[Task prompt] Give back every line exactly as it appears, pictures excluded.

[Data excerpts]
════════

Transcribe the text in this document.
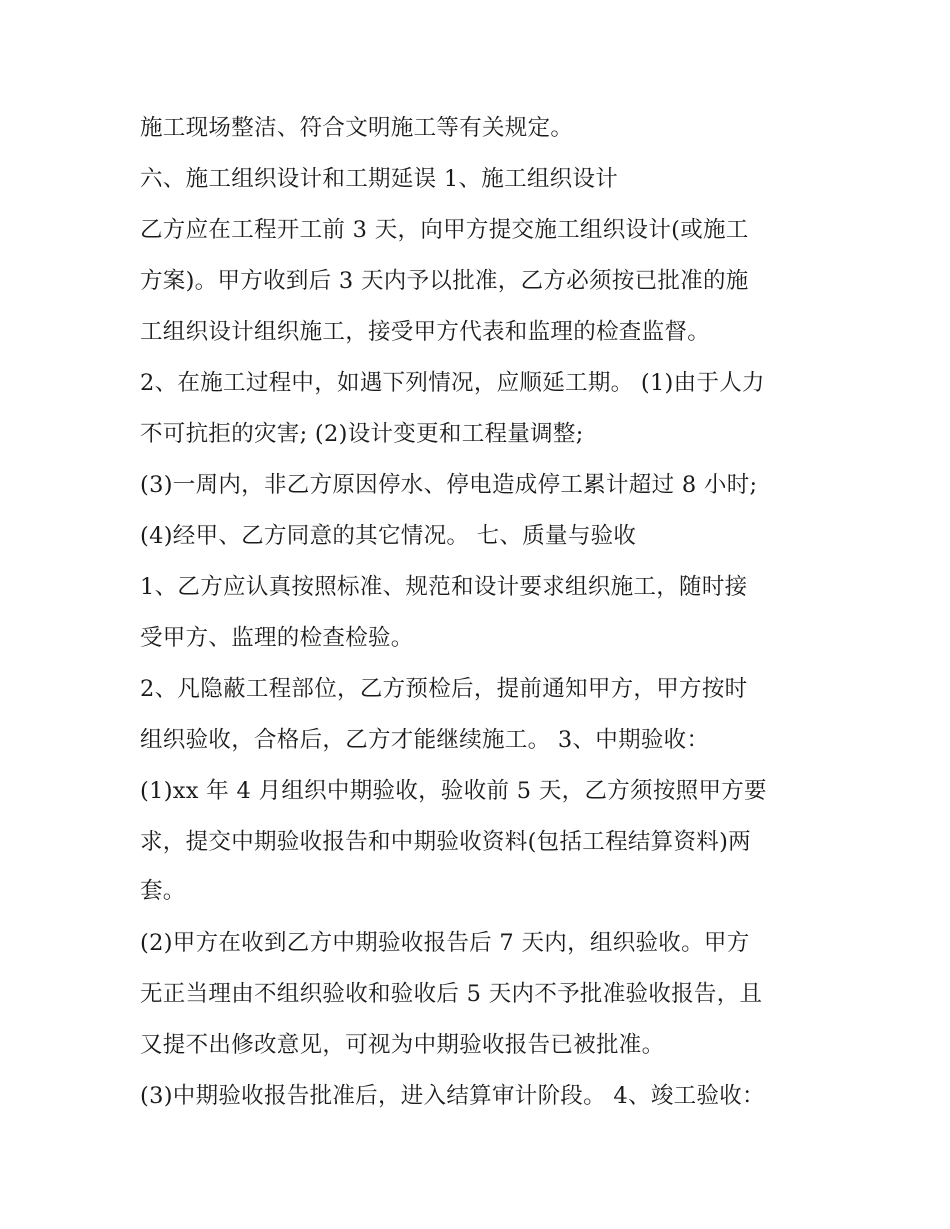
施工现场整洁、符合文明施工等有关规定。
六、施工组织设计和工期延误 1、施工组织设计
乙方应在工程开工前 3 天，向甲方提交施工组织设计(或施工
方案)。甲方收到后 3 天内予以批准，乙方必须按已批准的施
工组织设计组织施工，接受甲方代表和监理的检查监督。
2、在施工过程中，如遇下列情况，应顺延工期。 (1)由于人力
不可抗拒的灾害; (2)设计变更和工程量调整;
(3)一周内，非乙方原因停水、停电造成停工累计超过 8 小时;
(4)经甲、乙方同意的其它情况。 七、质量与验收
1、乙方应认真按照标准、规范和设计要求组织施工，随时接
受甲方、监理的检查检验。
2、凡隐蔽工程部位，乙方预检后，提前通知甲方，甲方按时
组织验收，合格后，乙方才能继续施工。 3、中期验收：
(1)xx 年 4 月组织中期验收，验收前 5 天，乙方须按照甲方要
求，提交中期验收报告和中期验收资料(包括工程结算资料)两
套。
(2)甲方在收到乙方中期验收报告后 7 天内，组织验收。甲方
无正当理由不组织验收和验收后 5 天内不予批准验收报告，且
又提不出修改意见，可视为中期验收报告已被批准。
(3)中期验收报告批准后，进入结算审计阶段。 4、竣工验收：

════════

[The solution]
Transcribe the text in this document.
施工现场整洁、符合文明施工等有关规定。
六、施工组织设计和工期延误 1、施工组织设计
乙方应在工程开工前 3 天，向甲方提交施工组织设计(或施工
方案)。甲方收到后 3 天内予以批准，乙方必须按已批准的施
工组织设计组织施工，接受甲方代表和监理的检查监督。
2、在施工过程中，如遇下列情况，应顺延工期。 (1)由于人力
不可抗拒的灾害; (2)设计变更和工程量调整;
(3)一周内，非乙方原因停水、停电造成停工累计超过 8 小时;
(4)经甲、乙方同意的其它情况。 七、质量与验收
1、乙方应认真按照标准、规范和设计要求组织施工，随时接
受甲方、监理的检查检验。
2、凡隐蔽工程部位，乙方预检后，提前通知甲方，甲方按时
组织验收，合格后，乙方才能继续施工。 3、中期验收：
(1)xx 年 4 月组织中期验收，验收前 5 天，乙方须按照甲方要
求，提交中期验收报告和中期验收资料(包括工程结算资料)两
套。
(2)甲方在收到乙方中期验收报告后 7 天内，组织验收。甲方
无正当理由不组织验收和验收后 5 天内不予批准验收报告，且
又提不出修改意见，可视为中期验收报告已被批准。
(3)中期验收报告批准后，进入结算审计阶段。 4、竣工验收：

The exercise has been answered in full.